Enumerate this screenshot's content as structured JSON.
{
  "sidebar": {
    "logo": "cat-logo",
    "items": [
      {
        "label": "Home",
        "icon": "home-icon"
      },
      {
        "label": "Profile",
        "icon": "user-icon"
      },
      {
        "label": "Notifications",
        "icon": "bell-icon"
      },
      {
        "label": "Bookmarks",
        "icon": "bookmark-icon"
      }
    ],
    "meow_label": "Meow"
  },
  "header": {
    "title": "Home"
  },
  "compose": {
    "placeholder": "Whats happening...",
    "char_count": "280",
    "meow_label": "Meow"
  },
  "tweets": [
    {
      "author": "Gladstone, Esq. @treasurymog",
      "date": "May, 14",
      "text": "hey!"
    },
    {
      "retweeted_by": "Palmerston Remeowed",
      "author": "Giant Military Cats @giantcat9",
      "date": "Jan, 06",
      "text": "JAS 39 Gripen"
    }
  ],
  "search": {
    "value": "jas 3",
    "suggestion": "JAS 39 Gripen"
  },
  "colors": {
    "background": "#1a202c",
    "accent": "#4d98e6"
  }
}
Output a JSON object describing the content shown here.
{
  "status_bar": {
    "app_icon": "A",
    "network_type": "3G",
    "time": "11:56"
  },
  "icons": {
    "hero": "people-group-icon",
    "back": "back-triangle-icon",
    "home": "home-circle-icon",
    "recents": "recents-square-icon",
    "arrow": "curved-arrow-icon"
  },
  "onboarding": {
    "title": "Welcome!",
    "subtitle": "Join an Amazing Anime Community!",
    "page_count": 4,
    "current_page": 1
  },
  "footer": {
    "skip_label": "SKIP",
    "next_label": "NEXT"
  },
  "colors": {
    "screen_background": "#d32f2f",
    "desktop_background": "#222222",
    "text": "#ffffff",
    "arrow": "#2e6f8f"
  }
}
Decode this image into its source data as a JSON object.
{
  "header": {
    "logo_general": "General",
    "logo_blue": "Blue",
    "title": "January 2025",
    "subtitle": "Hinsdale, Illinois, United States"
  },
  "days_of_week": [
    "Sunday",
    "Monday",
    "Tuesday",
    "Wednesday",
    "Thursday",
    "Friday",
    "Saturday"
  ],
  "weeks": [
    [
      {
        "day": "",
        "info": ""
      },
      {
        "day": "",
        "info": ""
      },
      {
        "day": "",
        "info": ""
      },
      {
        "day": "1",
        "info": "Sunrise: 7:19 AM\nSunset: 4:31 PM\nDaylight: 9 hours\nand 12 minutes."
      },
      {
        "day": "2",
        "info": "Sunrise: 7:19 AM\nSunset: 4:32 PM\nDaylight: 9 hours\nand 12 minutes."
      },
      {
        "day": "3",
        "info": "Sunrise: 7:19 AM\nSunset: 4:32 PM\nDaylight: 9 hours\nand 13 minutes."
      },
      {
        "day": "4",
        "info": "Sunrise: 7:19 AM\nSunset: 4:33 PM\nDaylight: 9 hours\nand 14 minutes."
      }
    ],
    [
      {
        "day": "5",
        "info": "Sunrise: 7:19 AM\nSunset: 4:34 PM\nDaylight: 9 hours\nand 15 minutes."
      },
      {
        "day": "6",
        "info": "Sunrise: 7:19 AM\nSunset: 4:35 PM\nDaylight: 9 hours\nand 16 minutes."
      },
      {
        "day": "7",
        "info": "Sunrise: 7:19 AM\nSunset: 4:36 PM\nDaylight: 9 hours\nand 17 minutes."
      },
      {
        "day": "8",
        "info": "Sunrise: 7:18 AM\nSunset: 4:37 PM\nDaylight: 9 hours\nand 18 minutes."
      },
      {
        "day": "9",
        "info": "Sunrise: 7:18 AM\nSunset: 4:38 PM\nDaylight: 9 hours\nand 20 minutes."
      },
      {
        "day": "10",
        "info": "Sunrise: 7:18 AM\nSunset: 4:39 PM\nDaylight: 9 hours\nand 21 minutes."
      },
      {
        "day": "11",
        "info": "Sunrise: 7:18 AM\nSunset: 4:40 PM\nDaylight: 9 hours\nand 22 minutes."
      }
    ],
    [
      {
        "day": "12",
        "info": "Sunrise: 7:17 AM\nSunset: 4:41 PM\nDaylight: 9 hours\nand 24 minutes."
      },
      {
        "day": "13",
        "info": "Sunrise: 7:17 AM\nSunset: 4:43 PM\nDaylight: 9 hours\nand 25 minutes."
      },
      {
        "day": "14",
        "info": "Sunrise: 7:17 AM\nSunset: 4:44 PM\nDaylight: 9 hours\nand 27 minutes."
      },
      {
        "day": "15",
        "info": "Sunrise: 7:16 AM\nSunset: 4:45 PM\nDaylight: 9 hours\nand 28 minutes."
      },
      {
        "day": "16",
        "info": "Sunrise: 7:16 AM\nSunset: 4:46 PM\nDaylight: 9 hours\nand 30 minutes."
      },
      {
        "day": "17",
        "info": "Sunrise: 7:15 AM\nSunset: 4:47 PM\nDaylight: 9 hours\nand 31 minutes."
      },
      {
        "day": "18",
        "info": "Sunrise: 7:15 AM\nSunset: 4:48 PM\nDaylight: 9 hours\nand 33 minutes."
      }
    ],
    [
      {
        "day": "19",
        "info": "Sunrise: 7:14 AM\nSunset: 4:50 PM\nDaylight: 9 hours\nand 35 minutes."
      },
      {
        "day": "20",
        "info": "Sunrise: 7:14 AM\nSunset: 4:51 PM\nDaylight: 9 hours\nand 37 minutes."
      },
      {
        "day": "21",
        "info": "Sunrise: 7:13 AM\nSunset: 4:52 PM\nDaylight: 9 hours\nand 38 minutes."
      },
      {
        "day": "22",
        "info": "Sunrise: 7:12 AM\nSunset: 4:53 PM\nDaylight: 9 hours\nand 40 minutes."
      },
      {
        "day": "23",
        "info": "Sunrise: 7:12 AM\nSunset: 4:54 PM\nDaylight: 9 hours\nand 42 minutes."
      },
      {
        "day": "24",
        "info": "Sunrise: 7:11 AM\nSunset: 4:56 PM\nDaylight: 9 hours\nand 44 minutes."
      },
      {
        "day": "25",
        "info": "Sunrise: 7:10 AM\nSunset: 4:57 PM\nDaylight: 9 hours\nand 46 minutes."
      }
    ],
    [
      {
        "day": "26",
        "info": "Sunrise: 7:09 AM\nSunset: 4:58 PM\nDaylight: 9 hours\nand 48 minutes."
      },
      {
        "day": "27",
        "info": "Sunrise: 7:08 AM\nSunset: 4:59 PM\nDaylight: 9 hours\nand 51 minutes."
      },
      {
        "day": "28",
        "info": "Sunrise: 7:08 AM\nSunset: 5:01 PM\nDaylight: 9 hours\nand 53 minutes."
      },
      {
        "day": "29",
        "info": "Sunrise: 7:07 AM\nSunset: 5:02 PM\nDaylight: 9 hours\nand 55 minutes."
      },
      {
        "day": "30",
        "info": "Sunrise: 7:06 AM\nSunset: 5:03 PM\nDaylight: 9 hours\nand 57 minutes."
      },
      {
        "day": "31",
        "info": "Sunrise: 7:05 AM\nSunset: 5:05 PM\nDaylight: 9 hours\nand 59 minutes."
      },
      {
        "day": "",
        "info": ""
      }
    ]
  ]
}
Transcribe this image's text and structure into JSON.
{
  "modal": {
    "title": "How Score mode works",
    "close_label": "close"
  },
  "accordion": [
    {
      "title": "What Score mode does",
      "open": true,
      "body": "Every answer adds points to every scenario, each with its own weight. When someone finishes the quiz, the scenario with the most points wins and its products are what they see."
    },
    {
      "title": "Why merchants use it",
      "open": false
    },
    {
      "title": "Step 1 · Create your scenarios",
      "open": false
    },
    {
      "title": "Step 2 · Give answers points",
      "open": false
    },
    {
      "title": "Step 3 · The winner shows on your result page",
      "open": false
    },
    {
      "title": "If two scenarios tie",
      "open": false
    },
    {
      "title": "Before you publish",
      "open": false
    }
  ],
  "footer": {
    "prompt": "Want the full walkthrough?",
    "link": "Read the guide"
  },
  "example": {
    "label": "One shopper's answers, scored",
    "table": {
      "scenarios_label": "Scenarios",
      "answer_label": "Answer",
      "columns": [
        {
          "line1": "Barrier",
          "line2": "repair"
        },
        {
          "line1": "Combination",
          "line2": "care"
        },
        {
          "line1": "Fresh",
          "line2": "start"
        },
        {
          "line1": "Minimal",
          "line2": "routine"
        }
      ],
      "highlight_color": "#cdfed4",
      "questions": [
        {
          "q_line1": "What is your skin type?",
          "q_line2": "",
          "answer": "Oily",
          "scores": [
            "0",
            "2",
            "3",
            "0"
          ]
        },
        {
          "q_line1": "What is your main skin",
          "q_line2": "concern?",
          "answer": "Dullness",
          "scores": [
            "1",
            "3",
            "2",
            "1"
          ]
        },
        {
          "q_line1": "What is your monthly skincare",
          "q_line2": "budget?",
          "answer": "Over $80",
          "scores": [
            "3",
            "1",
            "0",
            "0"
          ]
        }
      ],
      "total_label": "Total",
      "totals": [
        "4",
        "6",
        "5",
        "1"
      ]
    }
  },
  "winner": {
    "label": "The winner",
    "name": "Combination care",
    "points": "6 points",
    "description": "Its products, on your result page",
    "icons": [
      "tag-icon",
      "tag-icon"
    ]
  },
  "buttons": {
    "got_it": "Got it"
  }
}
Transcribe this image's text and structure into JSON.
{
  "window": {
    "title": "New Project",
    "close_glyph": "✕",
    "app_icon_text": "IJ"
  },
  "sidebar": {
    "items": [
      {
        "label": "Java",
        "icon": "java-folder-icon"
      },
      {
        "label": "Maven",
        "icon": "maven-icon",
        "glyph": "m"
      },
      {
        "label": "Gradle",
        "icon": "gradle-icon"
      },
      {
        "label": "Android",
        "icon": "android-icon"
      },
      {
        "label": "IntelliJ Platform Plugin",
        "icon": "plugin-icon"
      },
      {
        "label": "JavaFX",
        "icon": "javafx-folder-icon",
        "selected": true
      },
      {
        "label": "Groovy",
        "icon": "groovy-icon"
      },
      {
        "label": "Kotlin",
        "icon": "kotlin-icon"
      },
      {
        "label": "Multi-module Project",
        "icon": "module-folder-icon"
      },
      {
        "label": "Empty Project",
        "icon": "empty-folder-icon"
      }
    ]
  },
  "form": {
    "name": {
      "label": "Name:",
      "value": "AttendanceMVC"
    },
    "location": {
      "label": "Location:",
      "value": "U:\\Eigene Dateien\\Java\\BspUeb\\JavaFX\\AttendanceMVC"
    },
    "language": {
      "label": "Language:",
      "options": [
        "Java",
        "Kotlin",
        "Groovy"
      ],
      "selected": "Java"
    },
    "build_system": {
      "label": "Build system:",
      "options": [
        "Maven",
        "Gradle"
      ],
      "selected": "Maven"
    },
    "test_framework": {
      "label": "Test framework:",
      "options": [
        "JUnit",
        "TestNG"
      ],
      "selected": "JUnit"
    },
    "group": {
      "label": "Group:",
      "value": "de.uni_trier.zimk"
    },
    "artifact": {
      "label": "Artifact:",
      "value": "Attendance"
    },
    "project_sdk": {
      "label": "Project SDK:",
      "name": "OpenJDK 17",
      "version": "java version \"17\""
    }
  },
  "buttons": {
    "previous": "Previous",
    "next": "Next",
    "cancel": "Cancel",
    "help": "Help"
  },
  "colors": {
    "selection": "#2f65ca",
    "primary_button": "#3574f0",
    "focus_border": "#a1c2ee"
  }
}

****************

* THE EXERCISE: In the records above, locate the lines holding the word "folder". Copy each of them.

* EXPECTED OUTPUT:
        "icon": "java-folder-icon"
        "icon": "javafx-folder-icon",
        "icon": "module-folder-icon"
        "icon": "empty-folder-icon"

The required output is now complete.